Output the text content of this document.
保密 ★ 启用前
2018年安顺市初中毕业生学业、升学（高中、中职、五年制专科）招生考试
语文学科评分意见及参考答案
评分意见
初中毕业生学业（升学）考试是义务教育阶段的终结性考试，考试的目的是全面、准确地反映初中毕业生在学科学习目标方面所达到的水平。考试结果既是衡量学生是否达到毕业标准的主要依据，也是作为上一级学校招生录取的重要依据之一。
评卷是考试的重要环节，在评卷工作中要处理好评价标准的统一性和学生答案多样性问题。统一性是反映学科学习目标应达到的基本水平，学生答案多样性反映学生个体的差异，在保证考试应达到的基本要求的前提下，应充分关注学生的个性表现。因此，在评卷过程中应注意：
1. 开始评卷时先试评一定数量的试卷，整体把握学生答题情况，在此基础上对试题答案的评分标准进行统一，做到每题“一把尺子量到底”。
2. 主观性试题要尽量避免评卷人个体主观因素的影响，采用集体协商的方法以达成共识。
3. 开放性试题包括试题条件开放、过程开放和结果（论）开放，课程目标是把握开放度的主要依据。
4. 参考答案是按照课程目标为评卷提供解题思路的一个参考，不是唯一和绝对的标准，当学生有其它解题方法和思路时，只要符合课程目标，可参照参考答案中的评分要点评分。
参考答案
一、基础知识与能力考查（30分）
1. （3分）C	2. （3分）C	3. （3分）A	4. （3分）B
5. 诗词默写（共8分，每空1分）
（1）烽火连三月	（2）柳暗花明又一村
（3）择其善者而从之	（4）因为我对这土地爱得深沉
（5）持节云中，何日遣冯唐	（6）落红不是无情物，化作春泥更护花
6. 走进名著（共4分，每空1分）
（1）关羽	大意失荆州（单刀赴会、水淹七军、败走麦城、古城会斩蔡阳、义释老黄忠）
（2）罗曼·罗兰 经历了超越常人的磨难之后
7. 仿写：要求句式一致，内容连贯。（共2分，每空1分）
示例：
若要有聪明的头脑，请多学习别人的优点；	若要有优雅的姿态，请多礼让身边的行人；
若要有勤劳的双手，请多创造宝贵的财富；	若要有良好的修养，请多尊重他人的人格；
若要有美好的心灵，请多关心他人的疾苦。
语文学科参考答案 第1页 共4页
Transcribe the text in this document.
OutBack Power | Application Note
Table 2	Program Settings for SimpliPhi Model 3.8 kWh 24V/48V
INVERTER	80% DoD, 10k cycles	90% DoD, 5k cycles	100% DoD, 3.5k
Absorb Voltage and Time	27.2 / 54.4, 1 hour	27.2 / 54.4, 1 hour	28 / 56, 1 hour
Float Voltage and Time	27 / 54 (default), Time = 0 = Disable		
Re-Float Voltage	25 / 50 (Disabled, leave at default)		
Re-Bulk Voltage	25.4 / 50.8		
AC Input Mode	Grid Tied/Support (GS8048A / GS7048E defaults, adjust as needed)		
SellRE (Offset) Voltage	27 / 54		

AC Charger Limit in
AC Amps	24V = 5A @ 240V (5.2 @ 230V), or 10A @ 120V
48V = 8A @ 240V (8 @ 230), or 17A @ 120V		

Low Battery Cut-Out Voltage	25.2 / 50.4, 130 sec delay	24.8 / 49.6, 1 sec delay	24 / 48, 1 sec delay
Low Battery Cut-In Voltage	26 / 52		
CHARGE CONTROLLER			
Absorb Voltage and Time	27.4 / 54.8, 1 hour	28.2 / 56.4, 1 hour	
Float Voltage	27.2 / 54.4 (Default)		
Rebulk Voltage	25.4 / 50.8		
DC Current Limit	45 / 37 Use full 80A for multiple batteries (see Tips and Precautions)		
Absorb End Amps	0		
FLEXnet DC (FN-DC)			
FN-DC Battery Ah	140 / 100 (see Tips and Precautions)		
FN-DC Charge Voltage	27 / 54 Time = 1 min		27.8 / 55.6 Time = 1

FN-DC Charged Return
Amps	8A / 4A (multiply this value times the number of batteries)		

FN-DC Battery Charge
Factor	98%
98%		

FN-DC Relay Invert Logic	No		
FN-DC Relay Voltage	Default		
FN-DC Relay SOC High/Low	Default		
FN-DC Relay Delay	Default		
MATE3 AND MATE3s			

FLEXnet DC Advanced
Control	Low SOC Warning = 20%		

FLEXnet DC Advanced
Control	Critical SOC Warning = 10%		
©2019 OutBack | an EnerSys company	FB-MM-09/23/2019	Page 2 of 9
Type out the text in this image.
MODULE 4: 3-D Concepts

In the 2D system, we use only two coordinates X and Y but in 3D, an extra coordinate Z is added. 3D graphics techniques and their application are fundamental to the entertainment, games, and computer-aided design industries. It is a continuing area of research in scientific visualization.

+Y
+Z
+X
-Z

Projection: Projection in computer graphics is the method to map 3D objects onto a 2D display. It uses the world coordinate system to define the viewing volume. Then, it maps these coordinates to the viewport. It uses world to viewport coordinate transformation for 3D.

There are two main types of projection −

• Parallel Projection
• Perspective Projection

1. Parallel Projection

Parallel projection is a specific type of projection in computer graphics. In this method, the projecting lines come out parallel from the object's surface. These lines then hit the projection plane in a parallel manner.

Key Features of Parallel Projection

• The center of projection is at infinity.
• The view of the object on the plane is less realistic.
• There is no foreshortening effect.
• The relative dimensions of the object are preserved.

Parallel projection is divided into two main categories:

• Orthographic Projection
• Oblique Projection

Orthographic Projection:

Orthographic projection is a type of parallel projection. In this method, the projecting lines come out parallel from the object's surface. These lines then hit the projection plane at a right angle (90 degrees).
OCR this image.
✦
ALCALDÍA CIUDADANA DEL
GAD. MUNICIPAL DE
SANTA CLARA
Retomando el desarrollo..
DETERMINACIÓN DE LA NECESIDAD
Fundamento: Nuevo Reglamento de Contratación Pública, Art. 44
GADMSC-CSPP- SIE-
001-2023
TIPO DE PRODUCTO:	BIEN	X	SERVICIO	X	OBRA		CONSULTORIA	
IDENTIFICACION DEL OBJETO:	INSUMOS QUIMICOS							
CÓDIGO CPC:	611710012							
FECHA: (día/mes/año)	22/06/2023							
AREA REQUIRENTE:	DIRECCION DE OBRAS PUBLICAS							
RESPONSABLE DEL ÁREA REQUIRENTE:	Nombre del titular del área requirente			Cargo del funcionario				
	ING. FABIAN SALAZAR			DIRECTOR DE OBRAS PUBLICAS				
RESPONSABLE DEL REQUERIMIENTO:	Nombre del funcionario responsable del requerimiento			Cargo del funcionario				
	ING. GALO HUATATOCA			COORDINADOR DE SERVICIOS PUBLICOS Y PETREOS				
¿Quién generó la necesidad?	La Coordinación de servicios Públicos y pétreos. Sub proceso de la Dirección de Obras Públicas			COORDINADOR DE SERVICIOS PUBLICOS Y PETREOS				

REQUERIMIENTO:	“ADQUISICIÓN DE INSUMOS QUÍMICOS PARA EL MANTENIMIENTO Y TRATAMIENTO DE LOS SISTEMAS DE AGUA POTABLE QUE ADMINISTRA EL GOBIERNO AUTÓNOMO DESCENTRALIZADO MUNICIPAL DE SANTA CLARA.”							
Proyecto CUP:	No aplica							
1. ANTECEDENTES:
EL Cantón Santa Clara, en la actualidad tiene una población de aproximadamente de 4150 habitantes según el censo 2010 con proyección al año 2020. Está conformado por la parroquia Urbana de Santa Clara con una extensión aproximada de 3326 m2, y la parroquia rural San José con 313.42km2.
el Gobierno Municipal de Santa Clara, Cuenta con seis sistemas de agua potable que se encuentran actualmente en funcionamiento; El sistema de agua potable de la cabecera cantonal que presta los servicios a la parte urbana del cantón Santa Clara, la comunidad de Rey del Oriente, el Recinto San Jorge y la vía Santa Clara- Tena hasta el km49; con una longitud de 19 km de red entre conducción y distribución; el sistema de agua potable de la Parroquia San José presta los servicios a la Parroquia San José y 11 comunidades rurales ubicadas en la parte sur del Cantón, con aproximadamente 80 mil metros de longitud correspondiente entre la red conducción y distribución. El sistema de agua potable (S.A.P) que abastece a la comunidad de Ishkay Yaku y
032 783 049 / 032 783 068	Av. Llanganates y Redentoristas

__Required work__
Repeat the line that contains "OCR this image.", then every line after it until the records end, with nothing added.

__Exercise output__
OCR this image.
✦
ALCALDÍA CIUDADANA DEL
GAD. MUNICIPAL DE
SANTA CLARA
Retomando el desarrollo..
DETERMINACIÓN DE LA NECESIDAD
Fundamento: Nuevo Reglamento de Contratación Pública, Art. 44
GADMSC-CSPP- SIE-
001-2023
TIPO DE PRODUCTO:	BIEN	X	SERVICIO	X	OBRA		CONSULTORIA	
IDENTIFICACION DEL OBJETO:	INSUMOS QUIMICOS							
CÓDIGO CPC:	611710012							
FECHA: (día/mes/año)	22/06/2023							
AREA REQUIRENTE:	DIRECCION DE OBRAS PUBLICAS							
RESPONSABLE DEL ÁREA REQUIRENTE:	Nombre del titular del área requirente			Cargo del funcionario				
	ING. FABIAN SALAZAR			DIRECTOR DE OBRAS PUBLICAS				
RESPONSABLE DEL REQUERIMIENTO:	Nombre del funcionario responsable del requerimiento			Cargo del funcionario				
	ING. GALO HUATATOCA			COORDINADOR DE SERVICIOS PUBLICOS Y PETREOS				
¿Quién generó la necesidad?	La Coordinación de servicios Públicos y pétreos. Sub proceso de la Dirección de Obras Públicas			COORDINADOR DE SERVICIOS PUBLICOS Y PETREOS				

REQUERIMIENTO:	“ADQUISICIÓN DE INSUMOS QUÍMICOS PARA EL MANTENIMIENTO Y TRATAMIENTO DE LOS SISTEMAS DE AGUA POTABLE QUE ADMINISTRA EL GOBIERNO AUTÓNOMO DESCENTRALIZADO MUNICIPAL DE SANTA CLARA.”							
Proyecto CUP:	No aplica							
1. ANTECEDENTES:
EL Cantón Santa Clara, en la actualidad tiene una población de aproximadamente de 4150 habitantes según el censo 2010 con proyección al año 2020. Está conformado por la parroquia Urbana de Santa Clara con una extensión aproximada de 3326 m2, y la parroquia rural San José con 313.42km2.
el Gobierno Municipal de Santa Clara, Cuenta con seis sistemas de agua potable que se encuentran actualmente en funcionamiento; El sistema de agua potable de la cabecera cantonal que presta los servicios a la parte urbana del cantón Santa Clara, la comunidad de Rey del Oriente, el Recinto San Jorge y la vía Santa Clara- Tena hasta el km49; con una longitud de 19 km de red entre conducción y distribución; el sistema de agua potable de la Parroquia San José presta los servicios a la Parroquia San José y 11 comunidades rurales ubicadas en la parte sur del Cantón, con aproximadamente 80 mil metros de longitud correspondiente entre la red conducción y distribución. El sistema de agua potable (S.A.P) que abastece a la comunidad de Ishkay Yaku y
032 783 049 / 032 783 068	Av. Llanganates y Redentoristas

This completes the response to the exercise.